- [SELECTED EXCERPT]:
╭──
Cloning and in vitro Expression of N1 Neuraminidase Gene of Avian Influenza Virus A/Duck/Thailand/KU-KPS/2004(H5N1)

Authors

  • Alongkot Boonsoongnern Center for Agricultural Biotechnology, Kasetsart University, Kamphaengsaen, Nakhon Pathom 73140, Thailand.
  • Thaweesak Songserm Department of Pathology, Faculty of Veterinary Medicine, Kasetsart University, Bangkok 10900, Thailand.
  • Pariwat Poolperm Department of Farm Resources and Production Medicine, Faculty of Veterinary Medicine, Kasetsart University, Kamphaengsaen, Nakhon Pathom 73140, Thailand.
  • Amara Thongpan Department of General Science, Faculty of Science, Kasetsart University, Bangkok 10900, Thailand.
  • Dhanirat Santivatr Department of Farm Resources and Production Medicine, Faculty of Veterinary Medicine, Kasetsart University, Kamphaengsaen, Nakhon Pathom 73140, Thailand.
  • Theerapol Sirinarumitr Center for Agricultural Biotechnology, Kasetsart University, Kamphaengsaen, Nakhon Pathom 73140, Thailand.
╰──
- [YOUR INSTRUCTIONS]:
Reproduce part of the avian influenza neuraminidase paper's author listing word for word, beginning at the words "Cloning and in" and stopping after "Medicine, Kasetsart University, Bangkok 10900, Thailand.". The items that come next are separate material with no connection to the paper above.

Items stored from a collection:
╭──
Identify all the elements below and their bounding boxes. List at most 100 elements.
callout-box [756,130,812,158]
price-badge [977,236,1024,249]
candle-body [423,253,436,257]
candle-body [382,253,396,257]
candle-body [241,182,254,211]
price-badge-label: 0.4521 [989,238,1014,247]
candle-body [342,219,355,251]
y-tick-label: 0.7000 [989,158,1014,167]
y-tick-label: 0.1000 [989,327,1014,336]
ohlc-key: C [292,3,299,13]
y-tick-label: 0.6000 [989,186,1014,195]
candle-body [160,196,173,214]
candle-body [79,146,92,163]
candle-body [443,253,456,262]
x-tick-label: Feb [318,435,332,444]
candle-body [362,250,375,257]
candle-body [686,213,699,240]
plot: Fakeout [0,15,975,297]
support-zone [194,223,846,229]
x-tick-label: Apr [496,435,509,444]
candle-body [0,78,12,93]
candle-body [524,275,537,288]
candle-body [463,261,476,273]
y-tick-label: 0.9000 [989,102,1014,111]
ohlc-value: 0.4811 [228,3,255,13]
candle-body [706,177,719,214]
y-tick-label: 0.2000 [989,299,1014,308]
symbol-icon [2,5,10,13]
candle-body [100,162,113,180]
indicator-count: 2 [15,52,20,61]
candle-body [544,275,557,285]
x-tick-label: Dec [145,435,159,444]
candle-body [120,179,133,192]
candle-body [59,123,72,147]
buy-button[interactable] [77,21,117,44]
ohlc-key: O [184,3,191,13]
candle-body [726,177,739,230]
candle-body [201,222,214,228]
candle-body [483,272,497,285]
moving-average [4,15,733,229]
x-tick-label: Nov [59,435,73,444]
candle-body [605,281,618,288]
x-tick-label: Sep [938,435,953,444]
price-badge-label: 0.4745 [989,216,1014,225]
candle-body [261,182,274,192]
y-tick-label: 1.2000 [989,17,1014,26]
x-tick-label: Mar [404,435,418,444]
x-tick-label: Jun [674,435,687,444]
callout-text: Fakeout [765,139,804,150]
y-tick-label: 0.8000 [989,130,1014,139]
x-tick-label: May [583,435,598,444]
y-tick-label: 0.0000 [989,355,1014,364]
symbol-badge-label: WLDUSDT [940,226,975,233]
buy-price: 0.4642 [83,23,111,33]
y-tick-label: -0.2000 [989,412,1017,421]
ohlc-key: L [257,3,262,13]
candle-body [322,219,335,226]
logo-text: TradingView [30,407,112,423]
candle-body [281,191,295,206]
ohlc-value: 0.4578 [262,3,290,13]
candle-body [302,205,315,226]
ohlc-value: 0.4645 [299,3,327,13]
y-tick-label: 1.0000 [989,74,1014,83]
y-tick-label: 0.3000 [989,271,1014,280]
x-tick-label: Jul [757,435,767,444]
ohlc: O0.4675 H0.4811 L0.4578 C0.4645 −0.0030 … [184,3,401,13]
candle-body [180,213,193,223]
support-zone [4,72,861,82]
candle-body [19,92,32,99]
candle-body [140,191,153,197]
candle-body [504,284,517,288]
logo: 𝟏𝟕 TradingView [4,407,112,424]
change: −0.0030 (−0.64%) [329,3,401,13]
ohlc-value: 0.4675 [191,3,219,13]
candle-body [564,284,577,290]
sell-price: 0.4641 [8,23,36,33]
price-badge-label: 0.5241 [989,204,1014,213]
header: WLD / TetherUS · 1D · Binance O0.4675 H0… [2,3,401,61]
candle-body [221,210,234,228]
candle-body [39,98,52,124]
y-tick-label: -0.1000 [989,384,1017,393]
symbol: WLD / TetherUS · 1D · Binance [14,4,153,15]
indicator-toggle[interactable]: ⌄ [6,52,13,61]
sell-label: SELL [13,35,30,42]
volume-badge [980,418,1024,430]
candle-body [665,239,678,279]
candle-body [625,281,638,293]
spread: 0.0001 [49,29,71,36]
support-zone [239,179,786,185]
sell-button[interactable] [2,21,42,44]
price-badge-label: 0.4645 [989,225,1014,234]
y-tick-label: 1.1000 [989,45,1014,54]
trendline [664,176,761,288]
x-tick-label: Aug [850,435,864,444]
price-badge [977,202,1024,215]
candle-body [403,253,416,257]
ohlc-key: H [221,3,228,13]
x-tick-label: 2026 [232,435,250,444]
╰──
- [SOLVED EXERCISE]:
Cloning and in vitro Expression of N1 Neuraminidase Gene of Avian Influenza Virus A/Duck/Thailand/KU-KPS/2004(H5N1)

Authors

  • Alongkot Boonsoongnern Center for Agricultural Biotechnology, Kasetsart University, Kamphaengsaen, Nakhon Pathom 73140, Thailand.
  • Thaweesak Songserm Department of Pathology, Faculty of Veterinary Medicine, Kasetsart University, Bangkok 10900, Thailand.